Task to carry out: Leave out the pictures and return every entry exactly as it appears.

Data provided:
━━━━

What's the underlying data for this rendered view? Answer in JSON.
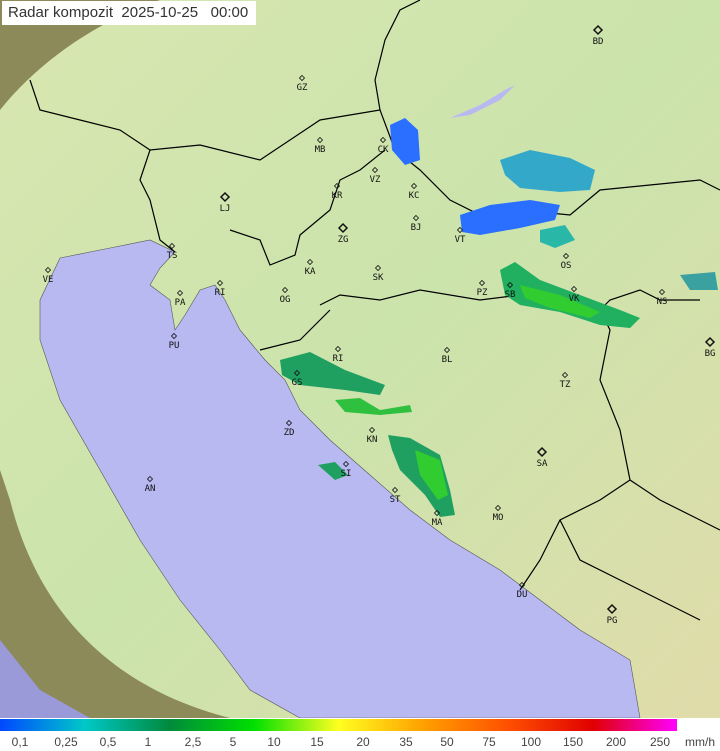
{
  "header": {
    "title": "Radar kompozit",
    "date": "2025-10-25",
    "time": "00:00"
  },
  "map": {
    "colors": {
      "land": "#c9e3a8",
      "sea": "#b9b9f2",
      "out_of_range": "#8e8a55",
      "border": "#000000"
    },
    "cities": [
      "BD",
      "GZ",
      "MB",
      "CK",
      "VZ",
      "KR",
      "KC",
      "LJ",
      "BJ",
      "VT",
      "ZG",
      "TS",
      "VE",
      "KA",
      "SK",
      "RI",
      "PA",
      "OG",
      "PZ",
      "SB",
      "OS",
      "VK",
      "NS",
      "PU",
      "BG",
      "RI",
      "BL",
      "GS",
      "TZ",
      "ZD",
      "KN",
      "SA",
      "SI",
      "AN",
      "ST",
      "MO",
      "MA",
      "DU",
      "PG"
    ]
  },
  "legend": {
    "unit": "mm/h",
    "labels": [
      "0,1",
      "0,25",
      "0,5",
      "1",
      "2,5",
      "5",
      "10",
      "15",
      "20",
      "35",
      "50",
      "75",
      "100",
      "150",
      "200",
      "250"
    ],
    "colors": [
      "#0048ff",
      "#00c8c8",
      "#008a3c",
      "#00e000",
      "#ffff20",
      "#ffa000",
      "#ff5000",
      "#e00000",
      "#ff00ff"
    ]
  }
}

━━━━

Exercise result:
What's the underlying data for this rendered view? Answer in JSON.
{
  "header": {
    "title": "Radar kompozit",
    "date": "2025-10-25",
    "time": "00:00"
  },
  "map": {
    "colors": {
      "land": "#c9e3a8",
      "sea": "#b9b9f2",
      "out_of_range": "#8e8a55",
      "border": "#000000"
    },
    "cities": [
      "BD",
      "GZ",
      "MB",
      "CK",
      "VZ",
      "KR",
      "KC",
      "LJ",
      "BJ",
      "VT",
      "ZG",
      "TS",
      "VE",
      "KA",
      "SK",
      "RI",
      "PA",
      "OG",
      "PZ",
      "SB",
      "OS",
      "VK",
      "NS",
      "PU",
      "BG",
      "RI",
      "BL",
      "GS",
      "TZ",
      "ZD",
      "KN",
      "SA",
      "SI",
      "AN",
      "ST",
      "MO",
      "MA",
      "DU",
      "PG"
    ]
  },
  "legend": {
    "unit": "mm/h",
    "labels": [
      "0,1",
      "0,25",
      "0,5",
      "1",
      "2,5",
      "5",
      "10",
      "15",
      "20",
      "35",
      "50",
      "75",
      "100",
      "150",
      "200",
      "250"
    ],
    "colors": [
      "#0048ff",
      "#00c8c8",
      "#008a3c",
      "#00e000",
      "#ffff20",
      "#ffa000",
      "#ff5000",
      "#e00000",
      "#ff00ff"
    ]
  }
}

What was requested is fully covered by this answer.